TASK DESCRIPTION :: Set down the full listing exactly as given. Any pictures are to be left out.

SUPPLIED INFORMATION ::
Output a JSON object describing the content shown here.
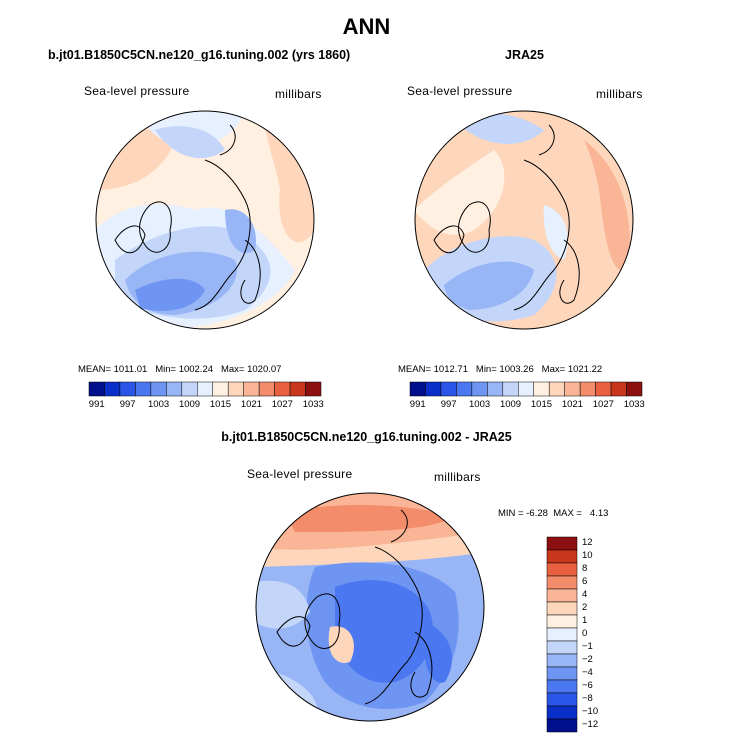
{
  "chart_data": [
    {
      "type": "heatmap",
      "projection": "north-polar-stereographic",
      "title": "b.jt01.B1850C5CN.ne120_g16.tuning.002 (yrs 1860)",
      "left_label": "Sea-level pressure",
      "right_label": "millibars",
      "stats": {
        "mean_label": "MEAN=",
        "mean": "1011.01",
        "min_label": "Min=",
        "min": "1002.24",
        "max_label": "Max=",
        "max": "1020.07"
      },
      "colorbar": {
        "orientation": "horizontal",
        "levels": [
          991,
          994,
          997,
          1000,
          1003,
          1006,
          1009,
          1012,
          1015,
          1018,
          1021,
          1024,
          1027,
          1030,
          1033
        ],
        "tick_labels": [
          "991",
          "997",
          "1003",
          "1009",
          "1015",
          "1021",
          "1027",
          "1033"
        ],
        "colors": [
          "#000f8c",
          "#0a2fc8",
          "#2a55e6",
          "#4b77f0",
          "#6f95f2",
          "#98b5f5",
          "#c3d6fa",
          "#e6f0ff",
          "#fff0e1",
          "#fdd6bc",
          "#f9b596",
          "#f38c6b",
          "#e8603f",
          "#c8371c",
          "#8c1010"
        ]
      }
    },
    {
      "type": "heatmap",
      "projection": "north-polar-stereographic",
      "title": "JRA25",
      "left_label": "Sea-level pressure",
      "right_label": "millibars",
      "stats": {
        "mean_label": "MEAN=",
        "mean": "1012.71",
        "min_label": "Min=",
        "min": "1003.26",
        "max_label": "Max=",
        "max": "1021.22"
      },
      "colorbar": {
        "orientation": "horizontal",
        "levels": [
          991,
          994,
          997,
          1000,
          1003,
          1006,
          1009,
          1012,
          1015,
          1018,
          1021,
          1024,
          1027,
          1030,
          1033
        ],
        "tick_labels": [
          "991",
          "997",
          "1003",
          "1009",
          "1015",
          "1021",
          "1027",
          "1033"
        ],
        "colors": [
          "#000f8c",
          "#0a2fc8",
          "#2a55e6",
          "#4b77f0",
          "#6f95f2",
          "#98b5f5",
          "#c3d6fa",
          "#e6f0ff",
          "#fff0e1",
          "#fdd6bc",
          "#f9b596",
          "#f38c6b",
          "#e8603f",
          "#c8371c",
          "#8c1010"
        ]
      }
    },
    {
      "type": "heatmap",
      "projection": "north-polar-stereographic",
      "title": "b.jt01.B1850C5CN.ne120_g16.tuning.002 - JRA25",
      "left_label": "Sea-level pressure",
      "right_label": "millibars",
      "stats": {
        "min_label": "MIN =",
        "min": "-6.28",
        "max_label": "MAX =",
        "max": "4.13"
      },
      "colorbar": {
        "orientation": "vertical",
        "levels": [
          12,
          10,
          8,
          6,
          4,
          2,
          1,
          0,
          -1,
          -2,
          -4,
          -6,
          -8,
          -10,
          -12
        ],
        "tick_labels": [
          "12",
          "10",
          "8",
          "6",
          "4",
          "2",
          "1",
          "0",
          "−1",
          "−2",
          "−4",
          "−6",
          "−8",
          "−10",
          "−12"
        ],
        "colors": [
          "#8c1010",
          "#c8371c",
          "#e8603f",
          "#f38c6b",
          "#f9b596",
          "#fdd6bc",
          "#fff0e1",
          "#e6f0ff",
          "#c3d6fa",
          "#98b5f5",
          "#6f95f2",
          "#4b77f0",
          "#2a55e6",
          "#0a2fc8",
          "#000f8c"
        ]
      }
    }
  ],
  "page": {
    "title": "ANN"
  }
}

RESULT ::
Output a JSON object describing the content shown here.
{
  "chart_data": [
    {
      "type": "heatmap",
      "projection": "north-polar-stereographic",
      "title": "b.jt01.B1850C5CN.ne120_g16.tuning.002 (yrs 1860)",
      "left_label": "Sea-level pressure",
      "right_label": "millibars",
      "stats": {
        "mean_label": "MEAN=",
        "mean": "1011.01",
        "min_label": "Min=",
        "min": "1002.24",
        "max_label": "Max=",
        "max": "1020.07"
      },
      "colorbar": {
        "orientation": "horizontal",
        "levels": [
          991,
          994,
          997,
          1000,
          1003,
          1006,
          1009,
          1012,
          1015,
          1018,
          1021,
          1024,
          1027,
          1030,
          1033
        ],
        "tick_labels": [
          "991",
          "997",
          "1003",
          "1009",
          "1015",
          "1021",
          "1027",
          "1033"
        ],
        "colors": [
          "#000f8c",
          "#0a2fc8",
          "#2a55e6",
          "#4b77f0",
          "#6f95f2",
          "#98b5f5",
          "#c3d6fa",
          "#e6f0ff",
          "#fff0e1",
          "#fdd6bc",
          "#f9b596",
          "#f38c6b",
          "#e8603f",
          "#c8371c",
          "#8c1010"
        ]
      }
    },
    {
      "type": "heatmap",
      "projection": "north-polar-stereographic",
      "title": "JRA25",
      "left_label": "Sea-level pressure",
      "right_label": "millibars",
      "stats": {
        "mean_label": "MEAN=",
        "mean": "1012.71",
        "min_label": "Min=",
        "min": "1003.26",
        "max_label": "Max=",
        "max": "1021.22"
      },
      "colorbar": {
        "orientation": "horizontal",
        "levels": [
          991,
          994,
          997,
          1000,
          1003,
          1006,
          1009,
          1012,
          1015,
          1018,
          1021,
          1024,
          1027,
          1030,
          1033
        ],
        "tick_labels": [
          "991",
          "997",
          "1003",
          "1009",
          "1015",
          "1021",
          "1027",
          "1033"
        ],
        "colors": [
          "#000f8c",
          "#0a2fc8",
          "#2a55e6",
          "#4b77f0",
          "#6f95f2",
          "#98b5f5",
          "#c3d6fa",
          "#e6f0ff",
          "#fff0e1",
          "#fdd6bc",
          "#f9b596",
          "#f38c6b",
          "#e8603f",
          "#c8371c",
          "#8c1010"
        ]
      }
    },
    {
      "type": "heatmap",
      "projection": "north-polar-stereographic",
      "title": "b.jt01.B1850C5CN.ne120_g16.tuning.002 - JRA25",
      "left_label": "Sea-level pressure",
      "right_label": "millibars",
      "stats": {
        "min_label": "MIN =",
        "min": "-6.28",
        "max_label": "MAX =",
        "max": "4.13"
      },
      "colorbar": {
        "orientation": "vertical",
        "levels": [
          12,
          10,
          8,
          6,
          4,
          2,
          1,
          0,
          -1,
          -2,
          -4,
          -6,
          -8,
          -10,
          -12
        ],
        "tick_labels": [
          "12",
          "10",
          "8",
          "6",
          "4",
          "2",
          "1",
          "0",
          "−1",
          "−2",
          "−4",
          "−6",
          "−8",
          "−10",
          "−12"
        ],
        "colors": [
          "#8c1010",
          "#c8371c",
          "#e8603f",
          "#f38c6b",
          "#f9b596",
          "#fdd6bc",
          "#fff0e1",
          "#e6f0ff",
          "#c3d6fa",
          "#98b5f5",
          "#6f95f2",
          "#4b77f0",
          "#2a55e6",
          "#0a2fc8",
          "#000f8c"
        ]
      }
    }
  ],
  "page": {
    "title": "ANN"
  }
}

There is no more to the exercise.